:: AVAILABLE DATA ::
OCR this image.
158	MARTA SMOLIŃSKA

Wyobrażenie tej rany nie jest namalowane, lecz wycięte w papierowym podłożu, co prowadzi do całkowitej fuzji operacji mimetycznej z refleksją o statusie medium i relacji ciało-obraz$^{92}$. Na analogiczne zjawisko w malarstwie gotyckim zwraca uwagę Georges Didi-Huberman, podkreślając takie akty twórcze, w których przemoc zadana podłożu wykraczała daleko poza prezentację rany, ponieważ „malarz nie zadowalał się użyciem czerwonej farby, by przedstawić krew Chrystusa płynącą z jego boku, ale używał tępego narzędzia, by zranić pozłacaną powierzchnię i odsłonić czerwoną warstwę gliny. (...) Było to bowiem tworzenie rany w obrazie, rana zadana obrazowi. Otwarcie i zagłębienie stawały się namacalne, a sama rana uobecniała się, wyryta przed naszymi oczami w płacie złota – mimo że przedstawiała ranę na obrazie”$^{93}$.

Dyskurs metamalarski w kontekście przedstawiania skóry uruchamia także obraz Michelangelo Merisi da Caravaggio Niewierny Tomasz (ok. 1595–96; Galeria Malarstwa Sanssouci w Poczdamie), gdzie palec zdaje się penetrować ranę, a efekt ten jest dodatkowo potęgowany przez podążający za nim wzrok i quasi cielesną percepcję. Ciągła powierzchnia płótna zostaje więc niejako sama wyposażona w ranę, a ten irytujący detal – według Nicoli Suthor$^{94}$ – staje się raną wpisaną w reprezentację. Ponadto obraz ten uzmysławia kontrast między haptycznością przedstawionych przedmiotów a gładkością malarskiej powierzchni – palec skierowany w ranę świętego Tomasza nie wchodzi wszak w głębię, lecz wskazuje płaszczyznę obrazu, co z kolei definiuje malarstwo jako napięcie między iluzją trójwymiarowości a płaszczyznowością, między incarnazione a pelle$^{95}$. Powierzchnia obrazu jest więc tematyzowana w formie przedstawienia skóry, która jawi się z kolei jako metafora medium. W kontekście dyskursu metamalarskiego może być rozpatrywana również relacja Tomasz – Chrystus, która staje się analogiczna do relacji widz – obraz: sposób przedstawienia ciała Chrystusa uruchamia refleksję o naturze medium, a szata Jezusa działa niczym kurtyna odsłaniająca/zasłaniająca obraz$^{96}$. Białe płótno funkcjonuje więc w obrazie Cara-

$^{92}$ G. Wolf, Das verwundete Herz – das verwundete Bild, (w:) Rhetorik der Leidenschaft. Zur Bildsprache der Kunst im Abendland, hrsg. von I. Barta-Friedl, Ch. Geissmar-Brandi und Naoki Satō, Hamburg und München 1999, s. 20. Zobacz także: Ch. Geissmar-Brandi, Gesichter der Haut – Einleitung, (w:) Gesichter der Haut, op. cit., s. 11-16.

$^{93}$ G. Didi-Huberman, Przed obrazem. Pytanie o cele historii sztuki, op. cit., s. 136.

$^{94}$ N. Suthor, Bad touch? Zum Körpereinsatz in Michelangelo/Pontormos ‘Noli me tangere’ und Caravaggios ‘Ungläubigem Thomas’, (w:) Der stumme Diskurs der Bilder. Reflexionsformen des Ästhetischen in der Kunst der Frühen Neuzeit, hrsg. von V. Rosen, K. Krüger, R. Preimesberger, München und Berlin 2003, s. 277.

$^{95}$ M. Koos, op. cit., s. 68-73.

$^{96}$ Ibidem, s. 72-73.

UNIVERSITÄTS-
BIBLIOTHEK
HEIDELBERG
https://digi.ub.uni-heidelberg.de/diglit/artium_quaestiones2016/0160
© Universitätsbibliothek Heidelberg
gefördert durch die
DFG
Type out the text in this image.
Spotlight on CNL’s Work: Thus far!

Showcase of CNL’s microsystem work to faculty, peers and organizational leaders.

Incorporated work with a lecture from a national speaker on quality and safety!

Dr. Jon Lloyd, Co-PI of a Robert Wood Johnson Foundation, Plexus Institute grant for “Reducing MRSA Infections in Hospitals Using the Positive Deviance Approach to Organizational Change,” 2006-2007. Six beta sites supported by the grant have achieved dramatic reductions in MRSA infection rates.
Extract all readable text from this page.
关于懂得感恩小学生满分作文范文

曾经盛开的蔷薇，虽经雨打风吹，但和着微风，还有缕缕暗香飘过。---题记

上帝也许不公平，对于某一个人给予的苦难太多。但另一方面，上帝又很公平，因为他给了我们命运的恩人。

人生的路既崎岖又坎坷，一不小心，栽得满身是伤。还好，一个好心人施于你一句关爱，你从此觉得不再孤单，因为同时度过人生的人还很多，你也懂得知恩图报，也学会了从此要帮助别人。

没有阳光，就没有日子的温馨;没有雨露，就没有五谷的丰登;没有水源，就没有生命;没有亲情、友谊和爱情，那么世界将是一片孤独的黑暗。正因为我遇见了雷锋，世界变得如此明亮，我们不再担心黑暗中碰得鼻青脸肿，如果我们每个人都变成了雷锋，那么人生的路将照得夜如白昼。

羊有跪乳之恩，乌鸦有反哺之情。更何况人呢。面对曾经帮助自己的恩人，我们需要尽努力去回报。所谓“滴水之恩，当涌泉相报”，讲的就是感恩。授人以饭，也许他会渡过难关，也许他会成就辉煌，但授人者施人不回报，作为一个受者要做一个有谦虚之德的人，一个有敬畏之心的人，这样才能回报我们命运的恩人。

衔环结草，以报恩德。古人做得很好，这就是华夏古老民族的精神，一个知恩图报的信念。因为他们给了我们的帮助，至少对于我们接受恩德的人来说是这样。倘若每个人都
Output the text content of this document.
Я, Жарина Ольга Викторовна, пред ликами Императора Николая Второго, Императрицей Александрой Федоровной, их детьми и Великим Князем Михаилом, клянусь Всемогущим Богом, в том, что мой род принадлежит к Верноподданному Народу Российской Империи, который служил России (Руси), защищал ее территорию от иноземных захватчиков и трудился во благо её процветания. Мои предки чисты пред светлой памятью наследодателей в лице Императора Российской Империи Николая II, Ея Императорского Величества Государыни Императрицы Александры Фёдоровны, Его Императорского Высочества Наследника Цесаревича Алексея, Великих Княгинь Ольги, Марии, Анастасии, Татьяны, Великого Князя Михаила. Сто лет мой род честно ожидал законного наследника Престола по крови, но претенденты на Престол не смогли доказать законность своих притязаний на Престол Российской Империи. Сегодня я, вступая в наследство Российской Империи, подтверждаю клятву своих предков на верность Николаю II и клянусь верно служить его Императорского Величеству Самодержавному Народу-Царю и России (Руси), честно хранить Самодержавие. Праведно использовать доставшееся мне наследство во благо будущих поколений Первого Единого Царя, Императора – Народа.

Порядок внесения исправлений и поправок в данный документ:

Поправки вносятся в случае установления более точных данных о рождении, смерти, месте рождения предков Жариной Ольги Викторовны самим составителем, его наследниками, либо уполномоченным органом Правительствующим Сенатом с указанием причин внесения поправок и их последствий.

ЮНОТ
:::
▶ _AIM_
Point out every line holding the string "image" and copy it.

▶ _SOLUTION FOR THIS TASK_
OCR this image.
Type out the text in this image.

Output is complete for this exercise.